**Exercise:** Will you extract the entries word for word? Images should not appear in the copy.

**Excerpted records:**
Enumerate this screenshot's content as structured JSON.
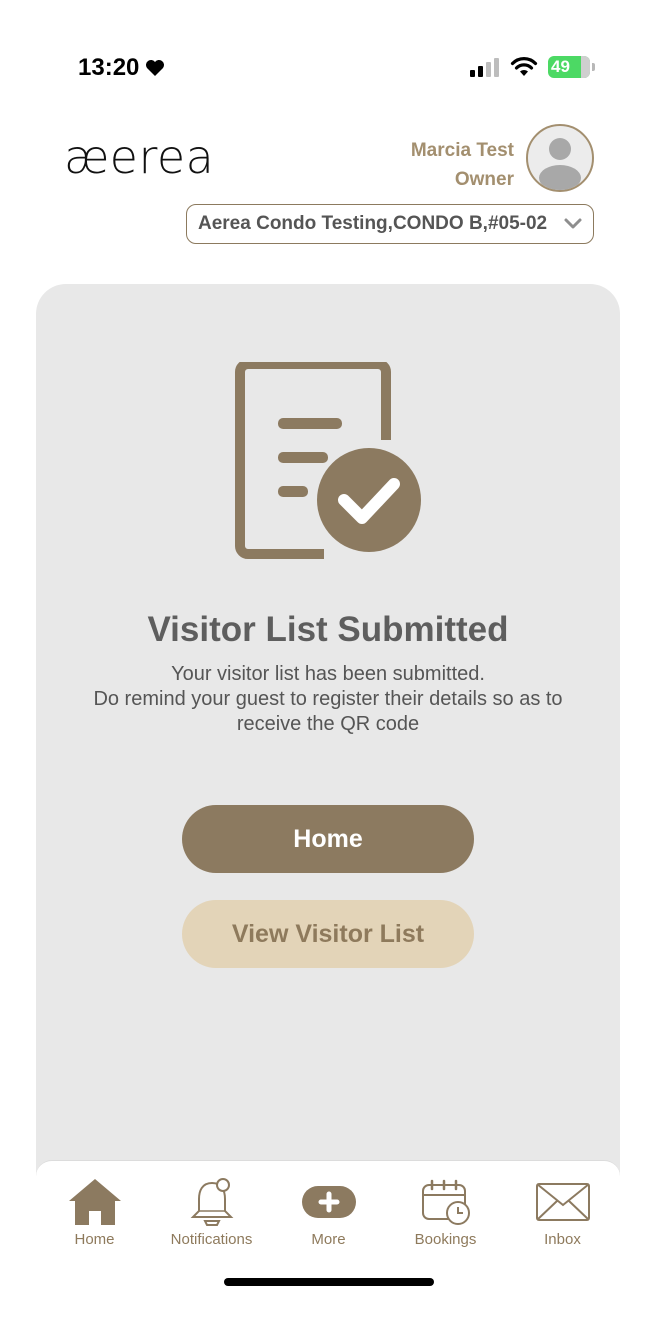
{
  "status_bar": {
    "time": "13:20",
    "battery": "49"
  },
  "header": {
    "logo": "æerea",
    "user_name": "Marcia Test",
    "user_role": "Owner",
    "unit": "Aerea Condo Testing,CONDO B,#05-02"
  },
  "card": {
    "title": "Visitor List Submitted",
    "message_line1": "Your visitor list has been submitted.",
    "message_line2": "Do remind your guest to register their details so as to",
    "message_line3": "receive the QR code",
    "home_button": "Home",
    "view_button": "View Visitor List"
  },
  "nav": {
    "items": [
      {
        "label": "Home",
        "icon": "home-icon"
      },
      {
        "label": "Notifications",
        "icon": "bell-icon"
      },
      {
        "label": "More",
        "icon": "plus-icon"
      },
      {
        "label": "Bookings",
        "icon": "calendar-icon"
      },
      {
        "label": "Inbox",
        "icon": "mail-icon"
      }
    ]
  },
  "colors": {
    "accent": "#8c7a60",
    "accent_light": "#e3d4b8",
    "card_bg": "#e8e8e8"
  }
}
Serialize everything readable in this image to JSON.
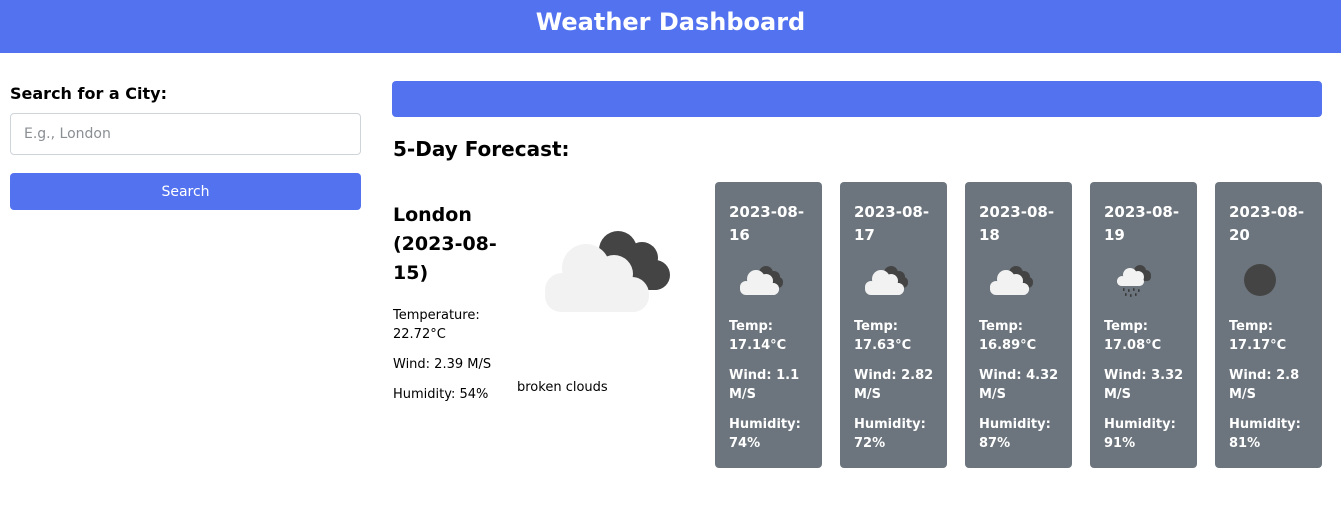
{
  "header": {
    "title": "Weather Dashboard"
  },
  "search": {
    "label": "Search for a City:",
    "placeholder": "E.g., London",
    "value": "",
    "button_label": "Search"
  },
  "forecast_heading": "5-Day Forecast:",
  "today": {
    "title": "London (2023-08-15)",
    "temperature": "Temperature: 22.72°C",
    "wind": "Wind: 2.39 M/S",
    "humidity": "Humidity: 54%",
    "description": "broken clouds",
    "icon": "broken-clouds-icon"
  },
  "forecast": [
    {
      "date": "2023-08-16",
      "icon": "broken-clouds-icon",
      "temp": "Temp: 17.14°C",
      "wind": "Wind: 1.1 M/S",
      "humidity": "Humidity: 74%"
    },
    {
      "date": "2023-08-17",
      "icon": "broken-clouds-icon",
      "temp": "Temp: 17.63°C",
      "wind": "Wind: 2.82 M/S",
      "humidity": "Humidity: 72%"
    },
    {
      "date": "2023-08-18",
      "icon": "broken-clouds-icon",
      "temp": "Temp: 16.89°C",
      "wind": "Wind: 4.32 M/S",
      "humidity": "Humidity: 87%"
    },
    {
      "date": "2023-08-19",
      "icon": "rain-icon",
      "temp": "Temp: 17.08°C",
      "wind": "Wind: 3.32 M/S",
      "humidity": "Humidity: 91%"
    },
    {
      "date": "2023-08-20",
      "icon": "overcast-clouds-icon",
      "temp": "Temp: 17.17°C",
      "wind": "Wind: 2.8 M/S",
      "humidity": "Humidity: 81%"
    }
  ],
  "colors": {
    "primary": "#5372ef",
    "card_background": "#6c757d",
    "text_light": "#ffffff"
  }
}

**Solved exercise:**
Enumerate this screenshot's content as structured JSON.
{
  "status_bar": {
    "time": "13:20",
    "battery": "49"
  },
  "header": {
    "logo": "æerea",
    "user_name": "Marcia Test",
    "user_role": "Owner",
    "unit": "Aerea Condo Testing,CONDO B,#05-02"
  },
  "card": {
    "title": "Visitor List Submitted",
    "message_line1": "Your visitor list has been submitted.",
    "message_line2": "Do remind your guest to register their details so as to",
    "message_line3": "receive the QR code",
    "home_button": "Home",
    "view_button": "View Visitor List"
  },
  "nav": {
    "items": [
      {
        "label": "Home",
        "icon": "home-icon"
      },
      {
        "label": "Notifications",
        "icon": "bell-icon"
      },
      {
        "label": "More",
        "icon": "plus-icon"
      },
      {
        "label": "Bookings",
        "icon": "calendar-icon"
      },
      {
        "label": "Inbox",
        "icon": "mail-icon"
      }
    ]
  },
  "colors": {
    "accent": "#8c7a60",
    "accent_light": "#e3d4b8",
    "card_bg": "#e8e8e8"
  }
}
Serialize everything readable in this image to JSON.
{
  "header": {
    "title": "Weather Dashboard"
  },
  "search": {
    "label": "Search for a City:",
    "placeholder": "E.g., London",
    "value": "",
    "button_label": "Search"
  },
  "forecast_heading": "5-Day Forecast:",
  "today": {
    "title": "London (2023-08-15)",
    "temperature": "Temperature: 22.72°C",
    "wind": "Wind: 2.39 M/S",
    "humidity": "Humidity: 54%",
    "description": "broken clouds",
    "icon": "broken-clouds-icon"
  },
  "forecast": [
    {
      "date": "2023-08-16",
      "icon": "broken-clouds-icon",
      "temp": "Temp: 17.14°C",
      "wind": "Wind: 1.1 M/S",
      "humidity": "Humidity: 74%"
    },
    {
      "date": "2023-08-17",
      "icon": "broken-clouds-icon",
      "temp": "Temp: 17.63°C",
      "wind": "Wind: 2.82 M/S",
      "humidity": "Humidity: 72%"
    },
    {
      "date": "2023-08-18",
      "icon": "broken-clouds-icon",
      "temp": "Temp: 16.89°C",
      "wind": "Wind: 4.32 M/S",
      "humidity": "Humidity: 87%"
    },
    {
      "date": "2023-08-19",
      "icon": "rain-icon",
      "temp": "Temp: 17.08°C",
      "wind": "Wind: 3.32 M/S",
      "humidity": "Humidity: 91%"
    },
    {
      "date": "2023-08-20",
      "icon": "overcast-clouds-icon",
      "temp": "Temp: 17.17°C",
      "wind": "Wind: 2.8 M/S",
      "humidity": "Humidity: 81%"
    }
  ],
  "colors": {
    "primary": "#5372ef",
    "card_background": "#6c757d",
    "text_light": "#ffffff"
  }
}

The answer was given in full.